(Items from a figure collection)
★ ★ ★ ★ ★

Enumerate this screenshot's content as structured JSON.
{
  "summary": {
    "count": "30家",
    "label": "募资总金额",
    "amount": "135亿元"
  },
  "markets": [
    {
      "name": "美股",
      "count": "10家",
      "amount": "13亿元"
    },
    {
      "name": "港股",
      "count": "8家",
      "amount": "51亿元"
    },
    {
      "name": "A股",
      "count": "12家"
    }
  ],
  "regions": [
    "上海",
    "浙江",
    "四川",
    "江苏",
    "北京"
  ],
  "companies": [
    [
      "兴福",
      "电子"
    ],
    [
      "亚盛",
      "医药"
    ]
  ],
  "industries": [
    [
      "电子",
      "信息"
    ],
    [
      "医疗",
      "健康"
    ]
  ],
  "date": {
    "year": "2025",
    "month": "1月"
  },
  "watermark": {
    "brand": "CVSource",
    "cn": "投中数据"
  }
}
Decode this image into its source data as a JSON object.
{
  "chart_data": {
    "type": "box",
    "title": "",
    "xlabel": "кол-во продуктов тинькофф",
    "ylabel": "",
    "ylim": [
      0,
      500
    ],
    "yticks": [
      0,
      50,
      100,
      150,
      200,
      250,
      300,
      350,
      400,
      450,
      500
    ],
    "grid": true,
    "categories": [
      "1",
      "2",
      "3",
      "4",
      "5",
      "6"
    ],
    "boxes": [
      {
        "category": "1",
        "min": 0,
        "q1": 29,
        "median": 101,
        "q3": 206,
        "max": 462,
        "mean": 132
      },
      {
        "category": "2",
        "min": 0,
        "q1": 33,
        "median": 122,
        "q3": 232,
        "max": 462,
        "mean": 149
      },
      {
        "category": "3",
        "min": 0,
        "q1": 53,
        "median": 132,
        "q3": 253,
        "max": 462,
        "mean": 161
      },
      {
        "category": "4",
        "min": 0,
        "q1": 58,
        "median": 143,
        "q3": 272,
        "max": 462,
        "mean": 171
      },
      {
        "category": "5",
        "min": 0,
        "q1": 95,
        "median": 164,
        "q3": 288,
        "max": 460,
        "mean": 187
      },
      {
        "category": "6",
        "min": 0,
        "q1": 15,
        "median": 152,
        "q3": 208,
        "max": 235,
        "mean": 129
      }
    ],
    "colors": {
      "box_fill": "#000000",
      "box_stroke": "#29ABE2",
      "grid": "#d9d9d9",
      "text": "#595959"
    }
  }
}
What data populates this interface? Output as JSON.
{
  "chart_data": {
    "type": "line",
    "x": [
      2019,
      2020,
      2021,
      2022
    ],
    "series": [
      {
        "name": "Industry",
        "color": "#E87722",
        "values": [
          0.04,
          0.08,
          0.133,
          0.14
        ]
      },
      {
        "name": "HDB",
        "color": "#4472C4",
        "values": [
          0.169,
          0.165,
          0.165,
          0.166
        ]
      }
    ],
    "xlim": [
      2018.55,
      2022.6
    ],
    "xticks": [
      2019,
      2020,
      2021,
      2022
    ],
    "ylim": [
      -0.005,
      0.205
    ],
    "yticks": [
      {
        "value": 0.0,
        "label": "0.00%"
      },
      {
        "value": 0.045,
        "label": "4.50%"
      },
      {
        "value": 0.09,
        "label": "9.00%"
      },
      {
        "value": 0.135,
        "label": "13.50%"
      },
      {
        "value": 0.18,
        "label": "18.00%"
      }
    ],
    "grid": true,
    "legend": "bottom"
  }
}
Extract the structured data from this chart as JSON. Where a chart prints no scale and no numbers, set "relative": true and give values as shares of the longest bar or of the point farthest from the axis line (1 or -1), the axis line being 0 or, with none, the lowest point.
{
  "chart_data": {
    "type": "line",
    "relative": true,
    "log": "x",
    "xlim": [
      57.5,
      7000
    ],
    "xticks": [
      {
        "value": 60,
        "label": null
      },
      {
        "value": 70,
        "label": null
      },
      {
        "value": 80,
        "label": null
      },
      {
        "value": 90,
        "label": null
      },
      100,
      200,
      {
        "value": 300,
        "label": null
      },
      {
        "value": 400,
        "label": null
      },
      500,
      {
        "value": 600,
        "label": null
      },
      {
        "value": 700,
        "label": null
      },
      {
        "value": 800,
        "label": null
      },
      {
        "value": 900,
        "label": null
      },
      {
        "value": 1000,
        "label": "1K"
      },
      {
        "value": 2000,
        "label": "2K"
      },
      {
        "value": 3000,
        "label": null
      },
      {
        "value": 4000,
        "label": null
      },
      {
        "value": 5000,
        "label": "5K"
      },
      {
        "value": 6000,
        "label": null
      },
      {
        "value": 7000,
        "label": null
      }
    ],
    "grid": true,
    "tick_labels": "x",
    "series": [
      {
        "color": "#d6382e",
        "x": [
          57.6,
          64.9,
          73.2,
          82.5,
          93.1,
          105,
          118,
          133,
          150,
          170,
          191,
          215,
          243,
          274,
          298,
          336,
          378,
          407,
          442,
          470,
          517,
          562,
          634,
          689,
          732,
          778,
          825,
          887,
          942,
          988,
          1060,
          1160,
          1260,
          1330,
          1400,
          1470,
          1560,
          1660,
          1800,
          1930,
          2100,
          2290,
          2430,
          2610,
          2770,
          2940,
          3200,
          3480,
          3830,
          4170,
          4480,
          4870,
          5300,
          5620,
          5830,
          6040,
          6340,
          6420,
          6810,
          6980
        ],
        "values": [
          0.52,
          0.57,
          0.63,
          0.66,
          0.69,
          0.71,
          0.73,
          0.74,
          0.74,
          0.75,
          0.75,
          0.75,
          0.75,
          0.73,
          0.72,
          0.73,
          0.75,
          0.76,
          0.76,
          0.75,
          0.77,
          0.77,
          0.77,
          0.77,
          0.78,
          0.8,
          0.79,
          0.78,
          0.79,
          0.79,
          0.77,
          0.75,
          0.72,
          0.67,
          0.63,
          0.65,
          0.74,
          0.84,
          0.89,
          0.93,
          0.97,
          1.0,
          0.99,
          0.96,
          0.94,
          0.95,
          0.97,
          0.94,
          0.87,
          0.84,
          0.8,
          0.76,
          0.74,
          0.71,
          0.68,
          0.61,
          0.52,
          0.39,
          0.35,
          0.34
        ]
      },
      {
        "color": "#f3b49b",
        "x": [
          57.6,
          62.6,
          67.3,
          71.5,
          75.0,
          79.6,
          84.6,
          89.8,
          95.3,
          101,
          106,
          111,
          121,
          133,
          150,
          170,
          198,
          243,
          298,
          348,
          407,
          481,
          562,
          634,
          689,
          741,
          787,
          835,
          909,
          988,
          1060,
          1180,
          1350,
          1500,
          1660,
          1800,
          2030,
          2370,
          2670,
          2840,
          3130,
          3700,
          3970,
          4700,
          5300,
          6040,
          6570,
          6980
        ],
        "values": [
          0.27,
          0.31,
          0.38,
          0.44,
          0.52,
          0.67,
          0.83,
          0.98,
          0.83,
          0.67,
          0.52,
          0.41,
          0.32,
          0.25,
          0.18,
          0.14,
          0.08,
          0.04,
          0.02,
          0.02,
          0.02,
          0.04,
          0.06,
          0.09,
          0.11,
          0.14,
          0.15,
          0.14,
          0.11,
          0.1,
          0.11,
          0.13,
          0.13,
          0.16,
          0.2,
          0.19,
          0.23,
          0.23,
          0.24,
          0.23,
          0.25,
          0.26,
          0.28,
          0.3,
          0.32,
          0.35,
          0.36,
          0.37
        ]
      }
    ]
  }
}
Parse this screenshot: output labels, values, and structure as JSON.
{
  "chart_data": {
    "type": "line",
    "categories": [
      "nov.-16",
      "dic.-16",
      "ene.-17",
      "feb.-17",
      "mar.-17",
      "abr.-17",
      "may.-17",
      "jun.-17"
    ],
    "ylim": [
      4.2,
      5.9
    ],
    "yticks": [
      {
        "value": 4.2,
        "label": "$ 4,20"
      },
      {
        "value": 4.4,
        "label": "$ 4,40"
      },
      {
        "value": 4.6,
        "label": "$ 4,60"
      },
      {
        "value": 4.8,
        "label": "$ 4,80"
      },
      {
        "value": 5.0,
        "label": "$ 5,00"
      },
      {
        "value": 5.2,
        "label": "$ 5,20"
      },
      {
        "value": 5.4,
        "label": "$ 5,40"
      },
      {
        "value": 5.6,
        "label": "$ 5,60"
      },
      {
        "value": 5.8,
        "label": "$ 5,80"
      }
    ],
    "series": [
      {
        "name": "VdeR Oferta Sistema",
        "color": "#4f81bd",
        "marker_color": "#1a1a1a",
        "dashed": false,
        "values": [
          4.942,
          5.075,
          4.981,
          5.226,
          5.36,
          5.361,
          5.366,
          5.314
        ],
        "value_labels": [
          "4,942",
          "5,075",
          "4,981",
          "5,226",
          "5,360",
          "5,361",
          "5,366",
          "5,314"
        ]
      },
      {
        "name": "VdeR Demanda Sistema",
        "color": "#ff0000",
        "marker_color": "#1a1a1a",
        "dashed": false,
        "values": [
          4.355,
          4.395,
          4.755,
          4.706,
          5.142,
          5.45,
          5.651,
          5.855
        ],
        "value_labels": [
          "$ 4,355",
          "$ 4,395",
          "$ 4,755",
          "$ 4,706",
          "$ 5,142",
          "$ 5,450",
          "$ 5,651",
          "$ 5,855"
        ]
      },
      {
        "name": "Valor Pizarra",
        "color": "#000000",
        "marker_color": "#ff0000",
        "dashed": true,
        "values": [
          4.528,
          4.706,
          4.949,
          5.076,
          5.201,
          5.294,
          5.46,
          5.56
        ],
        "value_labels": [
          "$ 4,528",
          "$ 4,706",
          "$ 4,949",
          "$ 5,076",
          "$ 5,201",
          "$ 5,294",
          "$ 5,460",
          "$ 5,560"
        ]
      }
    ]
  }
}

★ ★ ★ ★ ★

TASK DESCRIPTION
Keep only the lines that hold the string "median", and copy them out.

REPLY TO THE EXERCISE
        "median": 101,
        "median": 122,
        "median": 132,
        "median": 143,
        "median": 164,
        "median": 152,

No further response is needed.